##### AVAILABLE RECORDS #####
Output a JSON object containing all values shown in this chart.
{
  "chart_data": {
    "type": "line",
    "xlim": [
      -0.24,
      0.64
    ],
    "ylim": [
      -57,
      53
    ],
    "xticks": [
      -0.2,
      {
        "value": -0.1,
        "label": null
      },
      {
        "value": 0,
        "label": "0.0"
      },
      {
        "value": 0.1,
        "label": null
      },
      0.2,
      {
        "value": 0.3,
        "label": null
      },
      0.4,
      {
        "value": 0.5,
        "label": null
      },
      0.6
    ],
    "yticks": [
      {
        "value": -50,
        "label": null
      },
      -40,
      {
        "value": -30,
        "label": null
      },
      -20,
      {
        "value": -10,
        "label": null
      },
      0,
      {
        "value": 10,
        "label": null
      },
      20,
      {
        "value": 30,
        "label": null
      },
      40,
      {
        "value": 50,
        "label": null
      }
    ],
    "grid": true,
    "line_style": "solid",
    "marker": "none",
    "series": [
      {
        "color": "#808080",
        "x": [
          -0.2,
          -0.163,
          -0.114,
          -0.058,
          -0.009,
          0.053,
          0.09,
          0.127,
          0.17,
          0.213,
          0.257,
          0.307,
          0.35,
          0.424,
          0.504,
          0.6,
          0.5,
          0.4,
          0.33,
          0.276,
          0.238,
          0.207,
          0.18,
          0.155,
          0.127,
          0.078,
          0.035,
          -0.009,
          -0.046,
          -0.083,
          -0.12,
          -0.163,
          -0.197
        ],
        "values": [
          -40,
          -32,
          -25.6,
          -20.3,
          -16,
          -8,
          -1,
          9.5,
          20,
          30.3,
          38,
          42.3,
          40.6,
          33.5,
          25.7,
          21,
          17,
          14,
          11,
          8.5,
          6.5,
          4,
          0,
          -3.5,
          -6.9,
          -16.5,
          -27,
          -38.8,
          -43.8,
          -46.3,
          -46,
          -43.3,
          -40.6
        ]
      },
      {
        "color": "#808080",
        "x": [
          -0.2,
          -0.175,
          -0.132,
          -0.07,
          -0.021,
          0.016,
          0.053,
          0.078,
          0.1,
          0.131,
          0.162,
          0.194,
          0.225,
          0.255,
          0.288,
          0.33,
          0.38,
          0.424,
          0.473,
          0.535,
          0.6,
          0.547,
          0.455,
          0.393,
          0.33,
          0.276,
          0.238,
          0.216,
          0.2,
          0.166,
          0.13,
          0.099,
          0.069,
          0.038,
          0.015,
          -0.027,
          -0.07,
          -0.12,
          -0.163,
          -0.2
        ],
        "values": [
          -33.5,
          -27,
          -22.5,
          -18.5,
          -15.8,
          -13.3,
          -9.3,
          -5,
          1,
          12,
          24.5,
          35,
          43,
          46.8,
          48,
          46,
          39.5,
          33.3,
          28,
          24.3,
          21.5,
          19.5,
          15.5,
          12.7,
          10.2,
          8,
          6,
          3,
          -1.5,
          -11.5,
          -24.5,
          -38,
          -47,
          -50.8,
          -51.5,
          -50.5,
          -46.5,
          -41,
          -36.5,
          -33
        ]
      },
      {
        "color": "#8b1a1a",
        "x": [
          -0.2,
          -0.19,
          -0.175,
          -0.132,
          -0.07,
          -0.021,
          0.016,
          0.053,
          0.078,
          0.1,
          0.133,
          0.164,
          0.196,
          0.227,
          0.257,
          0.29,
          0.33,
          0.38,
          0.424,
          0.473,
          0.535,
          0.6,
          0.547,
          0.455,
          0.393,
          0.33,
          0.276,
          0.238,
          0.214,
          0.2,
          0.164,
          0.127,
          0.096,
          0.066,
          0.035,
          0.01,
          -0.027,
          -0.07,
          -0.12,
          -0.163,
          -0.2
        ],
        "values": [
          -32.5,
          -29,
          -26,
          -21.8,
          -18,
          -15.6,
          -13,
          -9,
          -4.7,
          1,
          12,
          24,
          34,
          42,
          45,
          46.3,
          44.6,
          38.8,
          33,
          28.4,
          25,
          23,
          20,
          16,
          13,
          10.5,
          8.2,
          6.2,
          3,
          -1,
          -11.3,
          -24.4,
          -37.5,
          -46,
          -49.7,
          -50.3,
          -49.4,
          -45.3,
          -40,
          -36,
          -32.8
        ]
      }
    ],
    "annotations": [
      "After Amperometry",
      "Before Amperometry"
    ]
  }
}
#####
#### TASK DETAILS:
Copy out the material word for word and line for line.

#### SOLUTION TO THIS TASK:
Output a JSON object containing all values shown in this chart.
{
  "chart_data": {
    "type": "line",
    "xlim": [
      -0.24,
      0.64
    ],
    "ylim": [
      -57,
      53
    ],
    "xticks": [
      -0.2,
      {
        "value": -0.1,
        "label": null
      },
      {
        "value": 0,
        "label": "0.0"
      },
      {
        "value": 0.1,
        "label": null
      },
      0.2,
      {
        "value": 0.3,
        "label": null
      },
      0.4,
      {
        "value": 0.5,
        "label": null
      },
      0.6
    ],
    "yticks": [
      {
        "value": -50,
        "label": null
      },
      -40,
      {
        "value": -30,
        "label": null
      },
      -20,
      {
        "value": -10,
        "label": null
      },
      0,
      {
        "value": 10,
        "label": null
      },
      20,
      {
        "value": 30,
        "label": null
      },
      40,
      {
        "value": 50,
        "label": null
      }
    ],
    "grid": true,
    "line_style": "solid",
    "marker": "none",
    "series": [
      {
        "color": "#808080",
        "x": [
          -0.2,
          -0.163,
          -0.114,
          -0.058,
          -0.009,
          0.053,
          0.09,
          0.127,
          0.17,
          0.213,
          0.257,
          0.307,
          0.35,
          0.424,
          0.504,
          0.6,
          0.5,
          0.4,
          0.33,
          0.276,
          0.238,
          0.207,
          0.18,
          0.155,
          0.127,
          0.078,
          0.035,
          -0.009,
          -0.046,
          -0.083,
          -0.12,
          -0.163,
          -0.197
        ],
        "values": [
          -40,
          -32,
          -25.6,
          -20.3,
          -16,
          -8,
          -1,
          9.5,
          20,
          30.3,
          38,
          42.3,
          40.6,
          33.5,
          25.7,
          21,
          17,
          14,
          11,
          8.5,
          6.5,
          4,
          0,
          -3.5,
          -6.9,
          -16.5,
          -27,
          -38.8,
          -43.8,
          -46.3,
          -46,
          -43.3,
          -40.6
        ]
      },
      {
        "color": "#808080",
        "x": [
          -0.2,
          -0.175,
          -0.132,
          -0.07,
          -0.021,
          0.016,
          0.053,
          0.078,
          0.1,
          0.131,
          0.162,
          0.194,
          0.225,
          0.255,
          0.288,
          0.33,
          0.38,
          0.424,
          0.473,
          0.535,
          0.6,
          0.547,
          0.455,
          0.393,
          0.33,
          0.276,
          0.238,
          0.216,
          0.2,
          0.166,
          0.13,
          0.099,
          0.069,
          0.038,
          0.015,
          -0.027,
          -0.07,
          -0.12,
          -0.163,
          -0.2
        ],
        "values": [
          -33.5,
          -27,
          -22.5,
          -18.5,
          -15.8,
          -13.3,
          -9.3,
          -5,
          1,
          12,
          24.5,
          35,
          43,
          46.8,
          48,
          46,
          39.5,
          33.3,
          28,
          24.3,
          21.5,
          19.5,
          15.5,
          12.7,
          10.2,
          8,
          6,
          3,
          -1.5,
          -11.5,
          -24.5,
          -38,
          -47,
          -50.8,
          -51.5,
          -50.5,
          -46.5,
          -41,
          -36.5,
          -33
        ]
      },
      {
        "color": "#8b1a1a",
        "x": [
          -0.2,
          -0.19,
          -0.175,
          -0.132,
          -0.07,
          -0.021,
          0.016,
          0.053,
          0.078,
          0.1,
          0.133,
          0.164,
          0.196,
          0.227,
          0.257,
          0.29,
          0.33,
          0.38,
          0.424,
          0.473,
          0.535,
          0.6,
          0.547,
          0.455,
          0.393,
          0.33,
          0.276,
          0.238,
          0.214,
          0.2,
          0.164,
          0.127,
          0.096,
          0.066,
          0.035,
          0.01,
          -0.027,
          -0.07,
          -0.12,
          -0.163,
          -0.2
        ],
        "values": [
          -32.5,
          -29,
          -26,
          -21.8,
          -18,
          -15.6,
          -13,
          -9,
          -4.7,
          1,
          12,
          24,
          34,
          42,
          45,
          46.3,
          44.6,
          38.8,
          33,
          28.4,
          25,
          23,
          20,
          16,
          13,
          10.5,
          8.2,
          6.2,
          3,
          -1,
          -11.3,
          -24.4,
          -37.5,
          -46,
          -49.7,
          -50.3,
          -49.4,
          -45.3,
          -40,
          -36,
          -32.8
        ]
      }
    ],
    "annotations": [
      "After Amperometry",
      "Before Amperometry"
    ]
  }
}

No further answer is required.